TASK INSTRUCTIONS:
Write out the full listing again, exactly as it stands.

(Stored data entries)
++++++

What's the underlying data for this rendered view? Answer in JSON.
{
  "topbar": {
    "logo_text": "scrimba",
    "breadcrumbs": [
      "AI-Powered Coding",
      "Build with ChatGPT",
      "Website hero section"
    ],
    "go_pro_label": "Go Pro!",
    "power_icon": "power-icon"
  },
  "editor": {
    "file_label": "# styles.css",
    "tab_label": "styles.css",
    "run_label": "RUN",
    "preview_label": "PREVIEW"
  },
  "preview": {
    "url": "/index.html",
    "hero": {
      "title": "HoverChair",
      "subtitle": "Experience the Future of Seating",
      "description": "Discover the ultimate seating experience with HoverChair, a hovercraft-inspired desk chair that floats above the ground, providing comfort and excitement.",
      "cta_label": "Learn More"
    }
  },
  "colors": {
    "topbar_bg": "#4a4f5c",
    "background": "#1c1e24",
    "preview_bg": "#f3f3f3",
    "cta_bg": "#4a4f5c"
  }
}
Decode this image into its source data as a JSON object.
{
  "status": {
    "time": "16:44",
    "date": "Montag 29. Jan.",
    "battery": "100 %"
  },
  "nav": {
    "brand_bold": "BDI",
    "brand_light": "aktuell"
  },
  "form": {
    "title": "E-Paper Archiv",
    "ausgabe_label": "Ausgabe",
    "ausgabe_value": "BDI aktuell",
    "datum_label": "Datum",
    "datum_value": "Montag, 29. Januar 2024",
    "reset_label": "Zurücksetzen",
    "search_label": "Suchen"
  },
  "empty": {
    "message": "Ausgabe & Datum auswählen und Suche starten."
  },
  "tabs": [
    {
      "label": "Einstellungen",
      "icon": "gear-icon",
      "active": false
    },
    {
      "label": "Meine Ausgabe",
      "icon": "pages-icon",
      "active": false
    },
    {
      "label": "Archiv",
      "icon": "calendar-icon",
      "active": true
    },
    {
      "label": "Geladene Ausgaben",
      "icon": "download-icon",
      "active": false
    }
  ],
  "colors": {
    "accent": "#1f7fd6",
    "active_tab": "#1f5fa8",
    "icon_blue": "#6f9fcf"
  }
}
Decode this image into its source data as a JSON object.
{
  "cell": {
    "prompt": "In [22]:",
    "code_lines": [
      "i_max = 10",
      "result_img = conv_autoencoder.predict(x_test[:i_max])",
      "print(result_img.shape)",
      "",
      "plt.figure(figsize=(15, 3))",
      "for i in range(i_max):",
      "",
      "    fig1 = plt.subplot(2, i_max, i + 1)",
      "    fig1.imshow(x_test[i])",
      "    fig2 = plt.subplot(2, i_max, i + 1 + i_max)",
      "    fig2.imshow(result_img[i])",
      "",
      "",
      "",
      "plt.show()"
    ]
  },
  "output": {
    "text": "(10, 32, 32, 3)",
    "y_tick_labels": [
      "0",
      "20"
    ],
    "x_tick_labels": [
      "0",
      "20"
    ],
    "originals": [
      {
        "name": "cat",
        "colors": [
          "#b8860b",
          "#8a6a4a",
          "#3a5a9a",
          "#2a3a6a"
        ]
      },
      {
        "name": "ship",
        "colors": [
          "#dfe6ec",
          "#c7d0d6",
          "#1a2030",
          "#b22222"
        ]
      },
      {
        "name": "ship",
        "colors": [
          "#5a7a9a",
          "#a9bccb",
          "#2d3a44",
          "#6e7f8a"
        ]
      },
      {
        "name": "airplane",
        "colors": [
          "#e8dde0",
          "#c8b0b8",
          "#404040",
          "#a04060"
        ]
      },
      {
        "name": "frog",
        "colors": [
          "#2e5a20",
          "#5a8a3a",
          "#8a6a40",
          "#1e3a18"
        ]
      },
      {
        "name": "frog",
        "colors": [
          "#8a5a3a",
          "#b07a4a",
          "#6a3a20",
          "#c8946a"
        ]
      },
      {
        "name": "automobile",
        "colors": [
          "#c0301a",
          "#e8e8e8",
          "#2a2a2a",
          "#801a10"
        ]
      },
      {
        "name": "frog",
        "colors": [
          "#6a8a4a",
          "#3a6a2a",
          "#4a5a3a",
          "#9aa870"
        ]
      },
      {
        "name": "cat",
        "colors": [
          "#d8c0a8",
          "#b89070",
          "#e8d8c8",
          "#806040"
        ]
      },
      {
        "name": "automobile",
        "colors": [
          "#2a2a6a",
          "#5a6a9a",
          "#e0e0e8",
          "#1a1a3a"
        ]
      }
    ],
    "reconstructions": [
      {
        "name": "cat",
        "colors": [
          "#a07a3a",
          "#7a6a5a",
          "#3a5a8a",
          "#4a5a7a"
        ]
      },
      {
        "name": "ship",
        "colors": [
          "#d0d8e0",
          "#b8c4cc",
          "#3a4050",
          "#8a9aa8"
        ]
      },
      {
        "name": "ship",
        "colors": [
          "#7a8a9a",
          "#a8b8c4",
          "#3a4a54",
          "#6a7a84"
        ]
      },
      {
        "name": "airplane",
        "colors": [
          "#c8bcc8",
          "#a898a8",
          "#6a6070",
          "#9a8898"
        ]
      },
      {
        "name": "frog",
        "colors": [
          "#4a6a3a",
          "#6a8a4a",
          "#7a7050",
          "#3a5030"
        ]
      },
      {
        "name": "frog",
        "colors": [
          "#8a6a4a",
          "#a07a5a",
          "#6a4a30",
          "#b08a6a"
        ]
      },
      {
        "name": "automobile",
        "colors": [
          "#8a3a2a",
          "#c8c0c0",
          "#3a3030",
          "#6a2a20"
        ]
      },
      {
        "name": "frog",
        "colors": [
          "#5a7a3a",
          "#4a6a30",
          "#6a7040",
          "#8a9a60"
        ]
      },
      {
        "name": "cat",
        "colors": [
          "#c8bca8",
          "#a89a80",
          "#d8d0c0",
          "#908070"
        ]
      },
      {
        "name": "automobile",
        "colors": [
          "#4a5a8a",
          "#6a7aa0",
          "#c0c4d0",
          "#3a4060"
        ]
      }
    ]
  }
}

++++++

REPLY TO THE EXERCISE:
What's the underlying data for this rendered view? Answer in JSON.
{
  "topbar": {
    "logo_text": "scrimba",
    "breadcrumbs": [
      "AI-Powered Coding",
      "Build with ChatGPT",
      "Website hero section"
    ],
    "go_pro_label": "Go Pro!",
    "power_icon": "power-icon"
  },
  "editor": {
    "file_label": "# styles.css",
    "tab_label": "styles.css",
    "run_label": "RUN",
    "preview_label": "PREVIEW"
  },
  "preview": {
    "url": "/index.html",
    "hero": {
      "title": "HoverChair",
      "subtitle": "Experience the Future of Seating",
      "description": "Discover the ultimate seating experience with HoverChair, a hovercraft-inspired desk chair that floats above the ground, providing comfort and excitement.",
      "cta_label": "Learn More"
    }
  },
  "colors": {
    "topbar_bg": "#4a4f5c",
    "background": "#1c1e24",
    "preview_bg": "#f3f3f3",
    "cta_bg": "#4a4f5c"
  }
}
Decode this image into its source data as a JSON object.
{
  "status": {
    "time": "16:44",
    "date": "Montag 29. Jan.",
    "battery": "100 %"
  },
  "nav": {
    "brand_bold": "BDI",
    "brand_light": "aktuell"
  },
  "form": {
    "title": "E-Paper Archiv",
    "ausgabe_label": "Ausgabe",
    "ausgabe_value": "BDI aktuell",
    "datum_label": "Datum",
    "datum_value": "Montag, 29. Januar 2024",
    "reset_label": "Zurücksetzen",
    "search_label": "Suchen"
  },
  "empty": {
    "message": "Ausgabe & Datum auswählen und Suche starten."
  },
  "tabs": [
    {
      "label": "Einstellungen",
      "icon": "gear-icon",
      "active": false
    },
    {
      "label": "Meine Ausgabe",
      "icon": "pages-icon",
      "active": false
    },
    {
      "label": "Archiv",
      "icon": "calendar-icon",
      "active": true
    },
    {
      "label": "Geladene Ausgaben",
      "icon": "download-icon",
      "active": false
    }
  ],
  "colors": {
    "accent": "#1f7fd6",
    "active_tab": "#1f5fa8",
    "icon_blue": "#6f9fcf"
  }
}
Decode this image into its source data as a JSON object.
{
  "cell": {
    "prompt": "In [22]:",
    "code_lines": [
      "i_max = 10",
      "result_img = conv_autoencoder.predict(x_test[:i_max])",
      "print(result_img.shape)",
      "",
      "plt.figure(figsize=(15, 3))",
      "for i in range(i_max):",
      "",
      "    fig1 = plt.subplot(2, i_max, i + 1)",
      "    fig1.imshow(x_test[i])",
      "    fig2 = plt.subplot(2, i_max, i + 1 + i_max)",
      "    fig2.imshow(result_img[i])",
      "",
      "",
      "",
      "plt.show()"
    ]
  },
  "output": {
    "text": "(10, 32, 32, 3)",
    "y_tick_labels": [
      "0",
      "20"
    ],
    "x_tick_labels": [
      "0",
      "20"
    ],
    "originals": [
      {
        "name": "cat",
        "colors": [
          "#b8860b",
          "#8a6a4a",
          "#3a5a9a",
          "#2a3a6a"
        ]
      },
      {
        "name": "ship",
        "colors": [
          "#dfe6ec",
          "#c7d0d6",
          "#1a2030",
          "#b22222"
        ]
      },
      {
        "name": "ship",
        "colors": [
          "#5a7a9a",
          "#a9bccb",
          "#2d3a44",
          "#6e7f8a"
        ]
      },
      {
        "name": "airplane",
        "colors": [
          "#e8dde0",
          "#c8b0b8",
          "#404040",
          "#a04060"
        ]
      },
      {
        "name": "frog",
        "colors": [
          "#2e5a20",
          "#5a8a3a",
          "#8a6a40",
          "#1e3a18"
        ]
      },
      {
        "name": "frog",
        "colors": [
          "#8a5a3a",
          "#b07a4a",
          "#6a3a20",
          "#c8946a"
        ]
      },
      {
        "name": "automobile",
        "colors": [
          "#c0301a",
          "#e8e8e8",
          "#2a2a2a",
          "#801a10"
        ]
      },
      {
        "name": "frog",
        "colors": [
          "#6a8a4a",
          "#3a6a2a",
          "#4a5a3a",
          "#9aa870"
        ]
      },
      {
        "name": "cat",
        "colors": [
          "#d8c0a8",
          "#b89070",
          "#e8d8c8",
          "#806040"
        ]
      },
      {
        "name": "automobile",
        "colors": [
          "#2a2a6a",
          "#5a6a9a",
          "#e0e0e8",
          "#1a1a3a"
        ]
      }
    ],
    "reconstructions": [
      {
        "name": "cat",
        "colors": [
          "#a07a3a",
          "#7a6a5a",
          "#3a5a8a",
          "#4a5a7a"
        ]
      },
      {
        "name": "ship",
        "colors": [
          "#d0d8e0",
          "#b8c4cc",
          "#3a4050",
          "#8a9aa8"
        ]
      },
      {
        "name": "ship",
        "colors": [
          "#7a8a9a",
          "#a8b8c4",
          "#3a4a54",
          "#6a7a84"
        ]
      },
      {
        "name": "airplane",
        "colors": [
          "#c8bcc8",
          "#a898a8",
          "#6a6070",
          "#9a8898"
        ]
      },
      {
        "name": "frog",
        "colors": [
          "#4a6a3a",
          "#6a8a4a",
          "#7a7050",
          "#3a5030"
        ]
      },
      {
        "name": "frog",
        "colors": [
          "#8a6a4a",
          "#a07a5a",
          "#6a4a30",
          "#b08a6a"
        ]
      },
      {
        "name": "automobile",
        "colors": [
          "#8a3a2a",
          "#c8c0c0",
          "#3a3030",
          "#6a2a20"
        ]
      },
      {
        "name": "frog",
        "colors": [
          "#5a7a3a",
          "#4a6a30",
          "#6a7040",
          "#8a9a60"
        ]
      },
      {
        "name": "cat",
        "colors": [
          "#c8bca8",
          "#a89a80",
          "#d8d0c0",
          "#908070"
        ]
      },
      {
        "name": "automobile",
        "colors": [
          "#4a5a8a",
          "#6a7aa0",
          "#c0c4d0",
          "#3a4060"
        ]
      }
    ]
  }
}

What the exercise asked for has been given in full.